## Begin PROVIDED DATA

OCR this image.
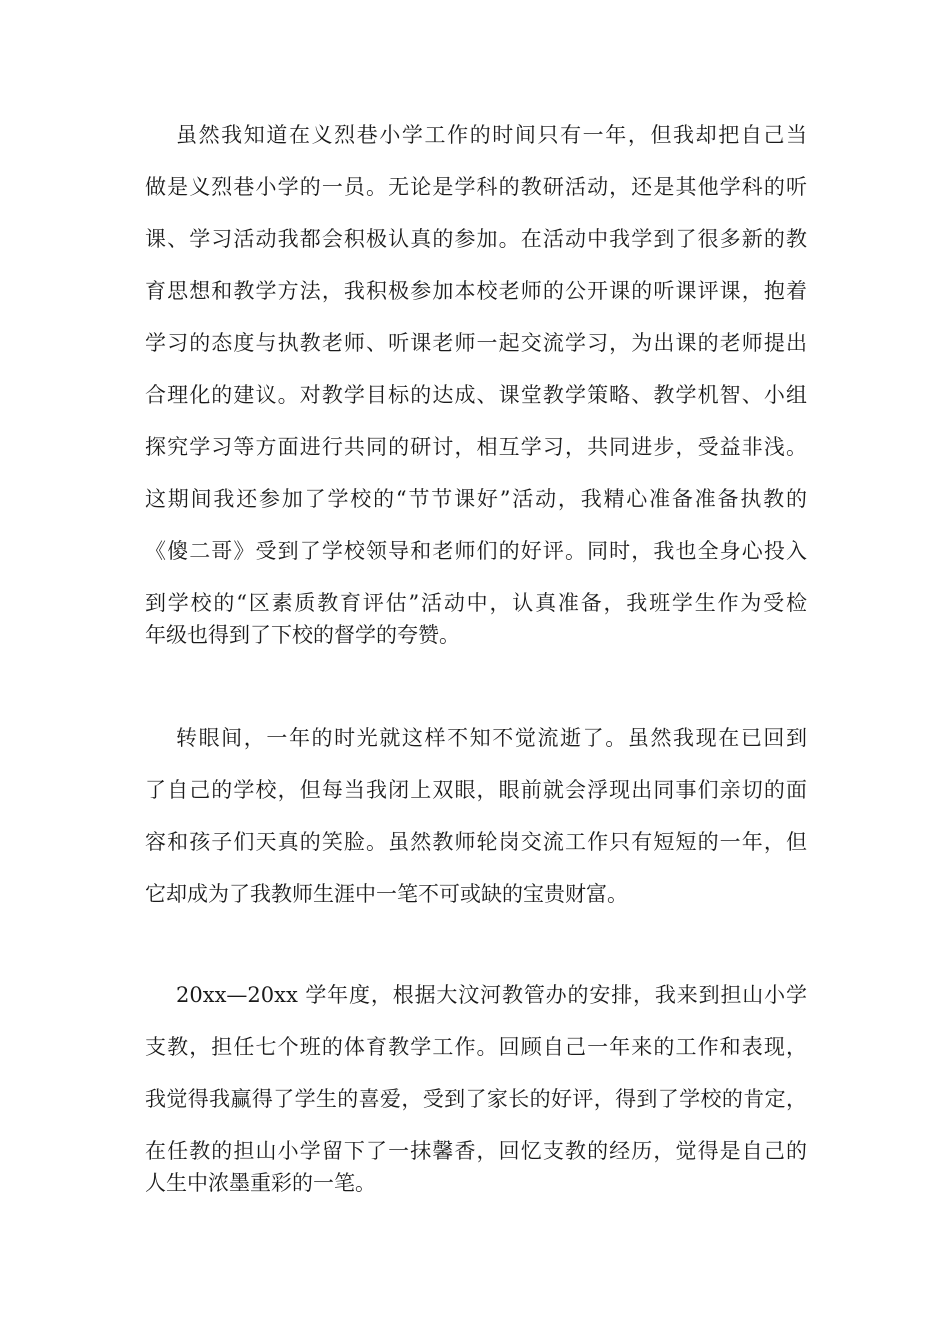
虽然我知道在义烈巷小学工作的时间只有一年，但我却把自己当
做是义烈巷小学的一员。无论是学科的教研活动，还是其他学科的听
课、学习活动我都会积极认真的参加。在活动中我学到了很多新的教
育思想和教学方法，我积极参加本校老师的公开课的听课评课，抱着
学习的态度与执教老师、听课老师一起交流学习，为出课的老师提出
合理化的建议。对教学目标的达成、课堂教学策略、教学机智、小组
探究学习等方面进行共同的研讨，相互学习，共同进步，受益非浅。
这期间我还参加了学校的“节节课好”活动，我精心准备准备执教的
《傻二哥》受到了学校领导和老师们的好评。同时，我也全身心投入
到学校的“区素质教育评估”活动中，认真准备，我班学生作为受检
年级也得到了下校的督学的夸赞。
转眼间，一年的时光就这样不知不觉流逝了。虽然我现在已回到
了自己的学校，但每当我闭上双眼，眼前就会浮现出同事们亲切的面
容和孩子们天真的笑脸。虽然教师轮岗交流工作只有短短的一年，但
它却成为了我教师生涯中一笔不可或缺的宝贵财富。
20xx—20xx 学年度，根据大汶河教管办的安排，我来到担山小学
支教，担任七个班的体育教学工作。回顾自己一年来的工作和表现，
我觉得我赢得了学生的喜爱，受到了家长的好评，得到了学校的肯定，
在任教的担山小学留下了一抹馨香，回忆支教的经历，觉得是自己的
人生中浓墨重彩的一笔。
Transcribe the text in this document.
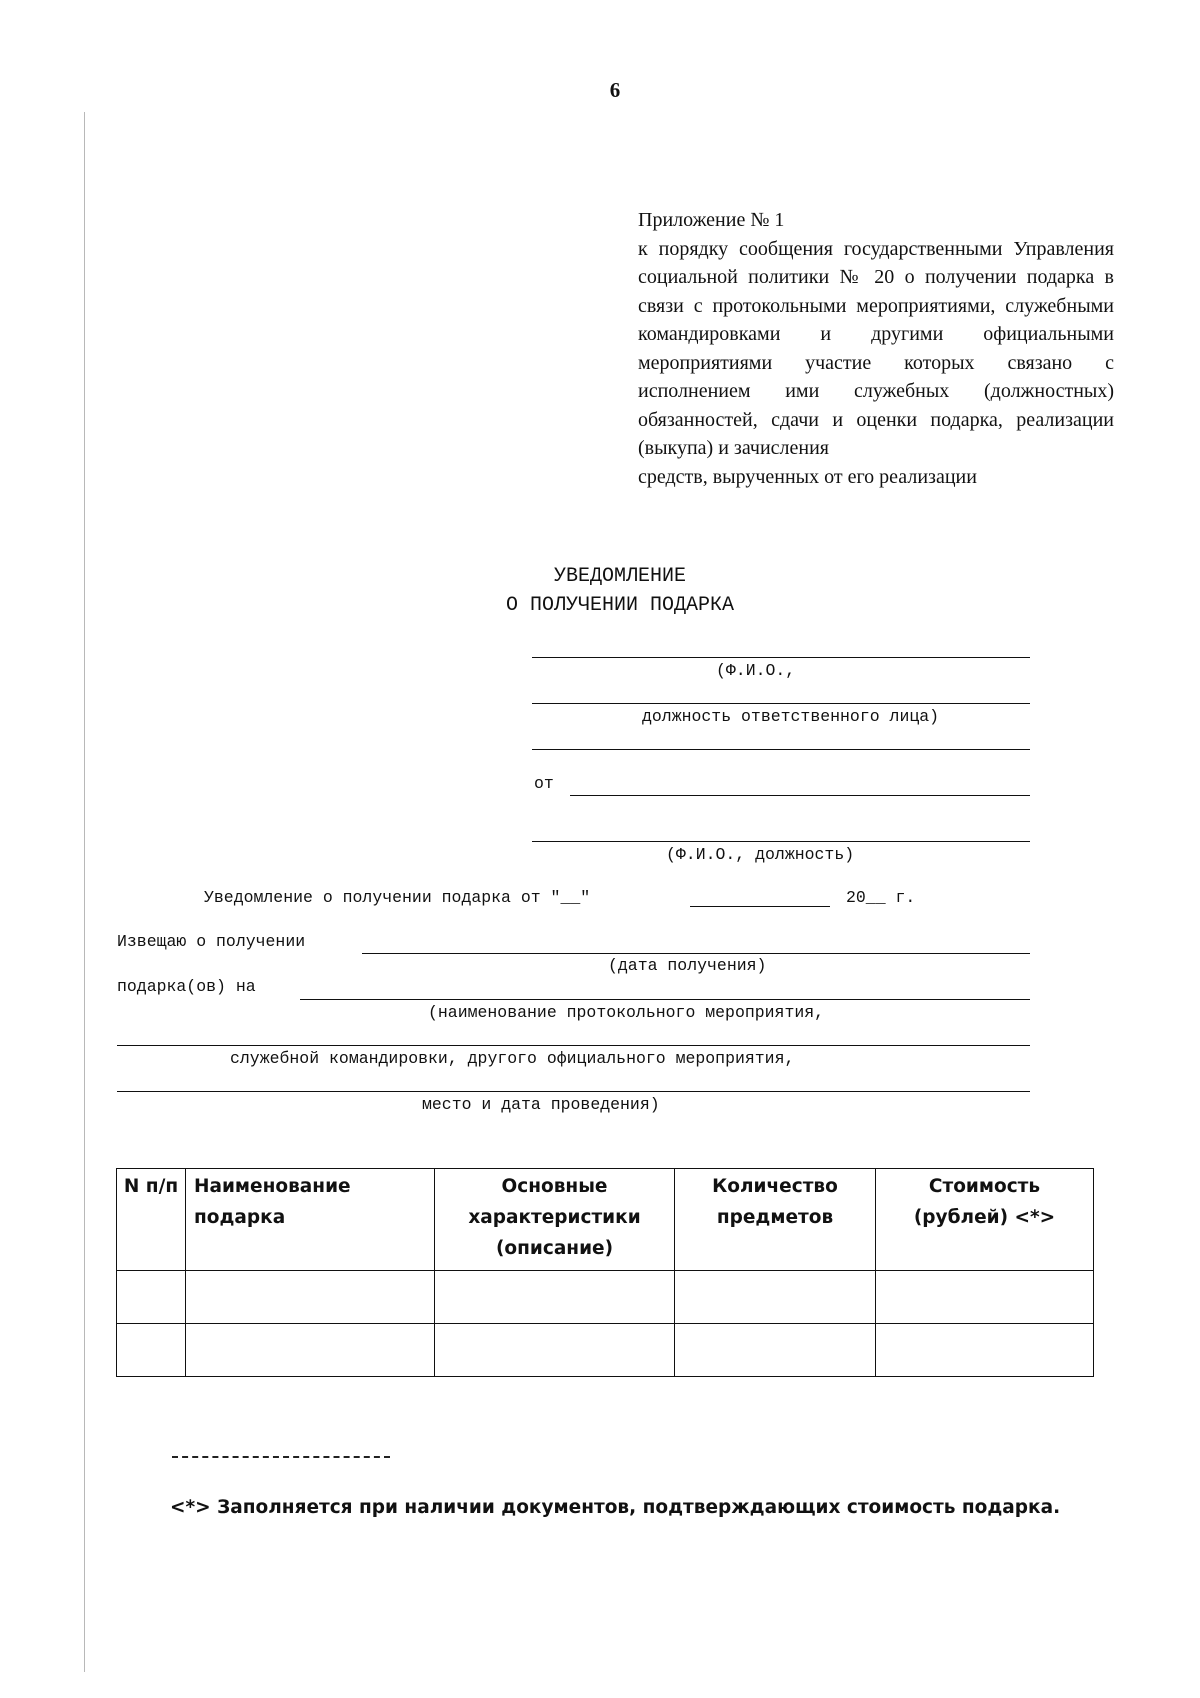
6
Приложение № 1
к порядку сообщения государственными Управления социальной политики № 20 о получении подарка в связи с протокольными мероприятиями, служебными командировками и другими официальными мероприятиями участие которых связано с исполнением ими служебных (должностных) обязанностей, сдачи и оценки подарка, реализации (выкупа) и зачисления
средств, вырученных от его реализации
УВЕДОМЛЕНИЕ
О ПОЛУЧЕНИИ ПОДАРКА
(Ф.И.О.,
должность ответственного лица)
от
(Ф.И.О., должность)
Уведомление о получении подарка от "__"	20__ г.
Извещаю о получении
(дата получения)
подарка(ов) на
(наименование протокольного мероприятия,
служебной командировки, другого официального мероприятия,
место и дата проведения)
N п/п	Наименование подарка	Основные характеристики (описание)	Количество предметов	Стоимость (рублей) <*>

<*> Заполняется при наличии документов, подтверждающих стоимость подарка.
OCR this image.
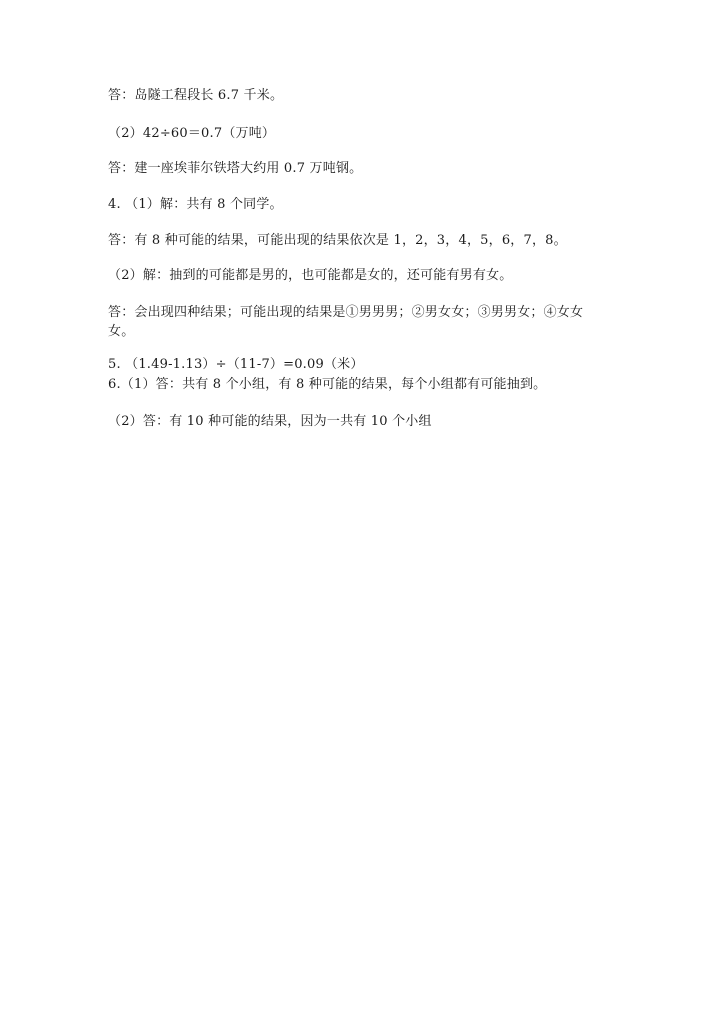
答：岛隧工程段长 6.7 千米。
（2）42÷60＝0.7（万吨）
答：建一座埃菲尔铁塔大约用 0.7 万吨钢。
4. （1）解：共有 8 个同学。
答：有 8 种可能的结果，可能出现的结果依次是 1，2，3，4，5，6，7，8。
（2）解：抽到的可能都是男的，也可能都是女的，还可能有男有女。
答：会出现四种结果；可能出现的结果是①男男男；②男女女；③男男女；④女女女。
5. （1.49-1.13）÷（11-7）=0.09（米）
6.（1）答：共有 8 个小组，有 8 种可能的结果，每个小组都有可能抽到。
（2）答：有 10 种可能的结果，因为一共有 10 个小组
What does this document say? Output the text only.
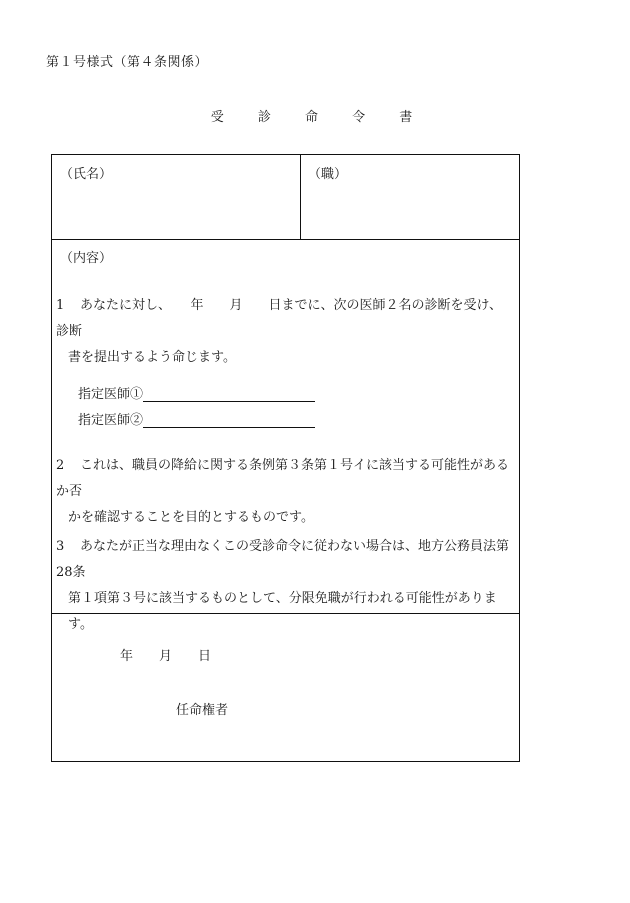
第１号様式（第４条関係）
受 診 命 令 書
（氏名）	（職）
（内容）
1 あなたに対し、　　年　　月　　日までに、次の医師２名の診断を受け、診断
書を提出するよう命じます。
指定医師①
指定医師②
2 これは、職員の降給に関する条例第３条第１号イに該当する可能性があるか否
かを確認することを目的とするものです。
3 あなたが正当な理由なくこの受診命令に従わない場合は、地方公務員法第28条
第１項第３号に該当するものとして、分限免職が行われる可能性があります。
年　　月　　日
任命権者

## End PROVIDED DATA

**SHORT TASK**
Leave out every picture and copy the rest of the records exactly.

**SOLVED PROBLEM**
OCR this image.
虽然我知道在义烈巷小学工作的时间只有一年，但我却把自己当
做是义烈巷小学的一员。无论是学科的教研活动，还是其他学科的听
课、学习活动我都会积极认真的参加。在活动中我学到了很多新的教
育思想和教学方法，我积极参加本校老师的公开课的听课评课，抱着
学习的态度与执教老师、听课老师一起交流学习，为出课的老师提出
合理化的建议。对教学目标的达成、课堂教学策略、教学机智、小组
探究学习等方面进行共同的研讨，相互学习，共同进步，受益非浅。
这期间我还参加了学校的“节节课好”活动，我精心准备准备执教的
《傻二哥》受到了学校领导和老师们的好评。同时，我也全身心投入
到学校的“区素质教育评估”活动中，认真准备，我班学生作为受检
年级也得到了下校的督学的夸赞。
转眼间，一年的时光就这样不知不觉流逝了。虽然我现在已回到
了自己的学校，但每当我闭上双眼，眼前就会浮现出同事们亲切的面
容和孩子们天真的笑脸。虽然教师轮岗交流工作只有短短的一年，但
它却成为了我教师生涯中一笔不可或缺的宝贵财富。
20xx—20xx 学年度，根据大汶河教管办的安排，我来到担山小学
支教，担任七个班的体育教学工作。回顾自己一年来的工作和表现，
我觉得我赢得了学生的喜爱，受到了家长的好评，得到了学校的肯定，
在任教的担山小学留下了一抹馨香，回忆支教的经历，觉得是自己的
人生中浓墨重彩的一笔。
Transcribe the text in this document.
6
Приложение № 1
к порядку сообщения государственными Управления социальной политики № 20 о получении подарка в связи с протокольными мероприятиями, служебными командировками и другими официальными мероприятиями участие которых связано с исполнением ими служебных (должностных) обязанностей, сдачи и оценки подарка, реализации (выкупа) и зачисления
средств, вырученных от его реализации
УВЕДОМЛЕНИЕ
О ПОЛУЧЕНИИ ПОДАРКА
(Ф.И.О.,
должность ответственного лица)
от
(Ф.И.О., должность)
Уведомление о получении подарка от "__"	20__ г.
Извещаю о получении
(дата получения)
подарка(ов) на
(наименование протокольного мероприятия,
служебной командировки, другого официального мероприятия,
место и дата проведения)
N п/п	Наименование подарка	Основные характеристики (описание)	Количество предметов	Стоимость (рублей) <*>

<*> Заполняется при наличии документов, подтверждающих стоимость подарка.
OCR this image.
答：岛隧工程段长 6.7 千米。
（2）42÷60＝0.7（万吨）
答：建一座埃菲尔铁塔大约用 0.7 万吨钢。
4. （1）解：共有 8 个同学。
答：有 8 种可能的结果，可能出现的结果依次是 1，2，3，4，5，6，7，8。
（2）解：抽到的可能都是男的，也可能都是女的，还可能有男有女。
答：会出现四种结果；可能出现的结果是①男男男；②男女女；③男男女；④女女女。
5. （1.49-1.13）÷（11-7）=0.09（米）
6.（1）答：共有 8 个小组，有 8 种可能的结果，每个小组都有可能抽到。
（2）答：有 10 种可能的结果，因为一共有 10 个小组
What does this document say? Output the text only.
第１号様式（第４条関係）
受 診 命 令 書
（氏名）	（職）
（内容）
1 あなたに対し、　　年　　月　　日までに、次の医師２名の診断を受け、診断
書を提出するよう命じます。
指定医師①
指定医師②
2 これは、職員の降給に関する条例第３条第１号イに該当する可能性があるか否
かを確認することを目的とするものです。
3 あなたが正当な理由なくこの受診命令に従わない場合は、地方公務員法第28条
第１項第３号に該当するものとして、分限免職が行われる可能性があります。
年　　月　　日
任命権者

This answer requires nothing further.